* [REQUIREMENTS]: Reproduce the listing below verbatim.

Collected data:
## Begin

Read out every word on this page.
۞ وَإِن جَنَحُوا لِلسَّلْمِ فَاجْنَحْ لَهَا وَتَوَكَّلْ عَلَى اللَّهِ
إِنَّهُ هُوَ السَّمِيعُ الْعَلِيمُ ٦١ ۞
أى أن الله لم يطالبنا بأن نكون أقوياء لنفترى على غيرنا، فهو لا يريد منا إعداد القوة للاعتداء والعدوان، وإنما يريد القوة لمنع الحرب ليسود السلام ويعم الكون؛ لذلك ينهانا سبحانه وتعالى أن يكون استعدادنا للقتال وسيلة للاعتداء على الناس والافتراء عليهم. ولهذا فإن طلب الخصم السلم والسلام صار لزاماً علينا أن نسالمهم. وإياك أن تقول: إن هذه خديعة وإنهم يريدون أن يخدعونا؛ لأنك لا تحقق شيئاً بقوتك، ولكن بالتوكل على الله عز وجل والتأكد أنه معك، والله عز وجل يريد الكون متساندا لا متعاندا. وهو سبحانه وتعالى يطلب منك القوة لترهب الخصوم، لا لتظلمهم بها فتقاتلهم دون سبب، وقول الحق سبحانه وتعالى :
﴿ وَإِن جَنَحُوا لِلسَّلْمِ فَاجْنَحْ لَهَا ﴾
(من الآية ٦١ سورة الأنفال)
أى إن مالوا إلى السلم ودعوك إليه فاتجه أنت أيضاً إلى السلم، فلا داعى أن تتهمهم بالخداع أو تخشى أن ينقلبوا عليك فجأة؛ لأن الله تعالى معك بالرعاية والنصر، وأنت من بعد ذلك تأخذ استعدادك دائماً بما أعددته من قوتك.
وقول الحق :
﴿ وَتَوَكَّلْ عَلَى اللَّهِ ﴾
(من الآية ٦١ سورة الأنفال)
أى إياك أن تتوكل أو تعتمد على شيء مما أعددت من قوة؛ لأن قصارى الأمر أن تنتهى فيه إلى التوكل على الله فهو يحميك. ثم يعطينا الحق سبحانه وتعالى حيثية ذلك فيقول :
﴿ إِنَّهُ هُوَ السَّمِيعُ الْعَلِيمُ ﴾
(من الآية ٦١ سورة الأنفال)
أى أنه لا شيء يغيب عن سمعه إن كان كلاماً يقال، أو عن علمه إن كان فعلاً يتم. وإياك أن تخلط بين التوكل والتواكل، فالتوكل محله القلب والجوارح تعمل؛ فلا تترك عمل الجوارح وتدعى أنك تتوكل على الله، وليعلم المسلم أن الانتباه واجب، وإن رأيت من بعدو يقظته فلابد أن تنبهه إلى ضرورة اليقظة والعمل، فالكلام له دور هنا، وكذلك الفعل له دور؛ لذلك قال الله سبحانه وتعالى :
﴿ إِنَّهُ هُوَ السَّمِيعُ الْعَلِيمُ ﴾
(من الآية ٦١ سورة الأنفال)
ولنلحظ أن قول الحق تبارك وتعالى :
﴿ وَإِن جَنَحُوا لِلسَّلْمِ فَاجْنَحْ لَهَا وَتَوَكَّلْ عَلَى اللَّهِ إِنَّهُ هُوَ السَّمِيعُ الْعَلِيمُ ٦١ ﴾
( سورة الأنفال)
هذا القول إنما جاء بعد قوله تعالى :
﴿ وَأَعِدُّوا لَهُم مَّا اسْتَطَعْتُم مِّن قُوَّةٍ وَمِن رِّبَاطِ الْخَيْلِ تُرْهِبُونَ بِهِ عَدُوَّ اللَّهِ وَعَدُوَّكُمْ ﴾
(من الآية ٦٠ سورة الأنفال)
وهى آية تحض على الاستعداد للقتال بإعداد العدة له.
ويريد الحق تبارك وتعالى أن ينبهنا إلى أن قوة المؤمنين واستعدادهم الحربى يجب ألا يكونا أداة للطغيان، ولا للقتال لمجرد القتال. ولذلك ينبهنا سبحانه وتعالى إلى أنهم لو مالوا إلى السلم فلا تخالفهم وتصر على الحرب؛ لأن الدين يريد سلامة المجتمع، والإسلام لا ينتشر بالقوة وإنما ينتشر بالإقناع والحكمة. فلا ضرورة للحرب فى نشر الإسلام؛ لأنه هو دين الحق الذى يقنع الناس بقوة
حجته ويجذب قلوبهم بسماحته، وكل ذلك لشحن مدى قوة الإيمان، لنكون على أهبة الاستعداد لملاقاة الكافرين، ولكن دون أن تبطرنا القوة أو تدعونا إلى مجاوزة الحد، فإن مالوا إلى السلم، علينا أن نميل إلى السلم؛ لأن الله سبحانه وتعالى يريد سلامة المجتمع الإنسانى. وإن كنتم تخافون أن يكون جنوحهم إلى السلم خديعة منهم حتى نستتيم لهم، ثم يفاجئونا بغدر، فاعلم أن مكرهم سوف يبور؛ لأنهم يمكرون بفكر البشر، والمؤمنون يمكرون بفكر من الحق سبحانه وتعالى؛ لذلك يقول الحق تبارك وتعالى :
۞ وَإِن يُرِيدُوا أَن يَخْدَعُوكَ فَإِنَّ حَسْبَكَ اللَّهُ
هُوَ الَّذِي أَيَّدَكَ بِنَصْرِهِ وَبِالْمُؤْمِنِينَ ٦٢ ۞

## End

* [THE OUTPUT]:
Read out every word on this page.
۞ وَإِن جَنَحُوا لِلسَّلْمِ فَاجْنَحْ لَهَا وَتَوَكَّلْ عَلَى اللَّهِ
إِنَّهُ هُوَ السَّمِيعُ الْعَلِيمُ ٦١ ۞
أى أن الله لم يطالبنا بأن نكون أقوياء لنفترى على غيرنا، فهو لا يريد منا إعداد القوة للاعتداء والعدوان، وإنما يريد القوة لمنع الحرب ليسود السلام ويعم الكون؛ لذلك ينهانا سبحانه وتعالى أن يكون استعدادنا للقتال وسيلة للاعتداء على الناس والافتراء عليهم. ولهذا فإن طلب الخصم السلم والسلام صار لزاماً علينا أن نسالمهم. وإياك أن تقول: إن هذه خديعة وإنهم يريدون أن يخدعونا؛ لأنك لا تحقق شيئاً بقوتك، ولكن بالتوكل على الله عز وجل والتأكد أنه معك، والله عز وجل يريد الكون متساندا لا متعاندا. وهو سبحانه وتعالى يطلب منك القوة لترهب الخصوم، لا لتظلمهم بها فتقاتلهم دون سبب، وقول الحق سبحانه وتعالى :
﴿ وَإِن جَنَحُوا لِلسَّلْمِ فَاجْنَحْ لَهَا ﴾
(من الآية ٦١ سورة الأنفال)
أى إن مالوا إلى السلم ودعوك إليه فاتجه أنت أيضاً إلى السلم، فلا داعى أن تتهمهم بالخداع أو تخشى أن ينقلبوا عليك فجأة؛ لأن الله تعالى معك بالرعاية والنصر، وأنت من بعد ذلك تأخذ استعدادك دائماً بما أعددته من قوتك.
وقول الحق :
﴿ وَتَوَكَّلْ عَلَى اللَّهِ ﴾
(من الآية ٦١ سورة الأنفال)
أى إياك أن تتوكل أو تعتمد على شيء مما أعددت من قوة؛ لأن قصارى الأمر أن تنتهى فيه إلى التوكل على الله فهو يحميك. ثم يعطينا الحق سبحانه وتعالى حيثية ذلك فيقول :
﴿ إِنَّهُ هُوَ السَّمِيعُ الْعَلِيمُ ﴾
(من الآية ٦١ سورة الأنفال)
أى أنه لا شيء يغيب عن سمعه إن كان كلاماً يقال، أو عن علمه إن كان فعلاً يتم. وإياك أن تخلط بين التوكل والتواكل، فالتوكل محله القلب والجوارح تعمل؛ فلا تترك عمل الجوارح وتدعى أنك تتوكل على الله، وليعلم المسلم أن الانتباه واجب، وإن رأيت من بعدو يقظته فلابد أن تنبهه إلى ضرورة اليقظة والعمل، فالكلام له دور هنا، وكذلك الفعل له دور؛ لذلك قال الله سبحانه وتعالى :
﴿ إِنَّهُ هُوَ السَّمِيعُ الْعَلِيمُ ﴾
(من الآية ٦١ سورة الأنفال)
ولنلحظ أن قول الحق تبارك وتعالى :
﴿ وَإِن جَنَحُوا لِلسَّلْمِ فَاجْنَحْ لَهَا وَتَوَكَّلْ عَلَى اللَّهِ إِنَّهُ هُوَ السَّمِيعُ الْعَلِيمُ ٦١ ﴾
( سورة الأنفال)
هذا القول إنما جاء بعد قوله تعالى :
﴿ وَأَعِدُّوا لَهُم مَّا اسْتَطَعْتُم مِّن قُوَّةٍ وَمِن رِّبَاطِ الْخَيْلِ تُرْهِبُونَ بِهِ عَدُوَّ اللَّهِ وَعَدُوَّكُمْ ﴾
(من الآية ٦٠ سورة الأنفال)
وهى آية تحض على الاستعداد للقتال بإعداد العدة له.
ويريد الحق تبارك وتعالى أن ينبهنا إلى أن قوة المؤمنين واستعدادهم الحربى يجب ألا يكونا أداة للطغيان، ولا للقتال لمجرد القتال. ولذلك ينبهنا سبحانه وتعالى إلى أنهم لو مالوا إلى السلم فلا تخالفهم وتصر على الحرب؛ لأن الدين يريد سلامة المجتمع، والإسلام لا ينتشر بالقوة وإنما ينتشر بالإقناع والحكمة. فلا ضرورة للحرب فى نشر الإسلام؛ لأنه هو دين الحق الذى يقنع الناس بقوة
حجته ويجذب قلوبهم بسماحته، وكل ذلك لشحن مدى قوة الإيمان، لنكون على أهبة الاستعداد لملاقاة الكافرين، ولكن دون أن تبطرنا القوة أو تدعونا إلى مجاوزة الحد، فإن مالوا إلى السلم، علينا أن نميل إلى السلم؛ لأن الله سبحانه وتعالى يريد سلامة المجتمع الإنسانى. وإن كنتم تخافون أن يكون جنوحهم إلى السلم خديعة منهم حتى نستتيم لهم، ثم يفاجئونا بغدر، فاعلم أن مكرهم سوف يبور؛ لأنهم يمكرون بفكر البشر، والمؤمنون يمكرون بفكر من الحق سبحانه وتعالى؛ لذلك يقول الحق تبارك وتعالى :
۞ وَإِن يُرِيدُوا أَن يَخْدَعُوكَ فَإِنَّ حَسْبَكَ اللَّهُ
هُوَ الَّذِي أَيَّدَكَ بِنَصْرِهِ وَبِالْمُؤْمِنِينَ ٦٢ ۞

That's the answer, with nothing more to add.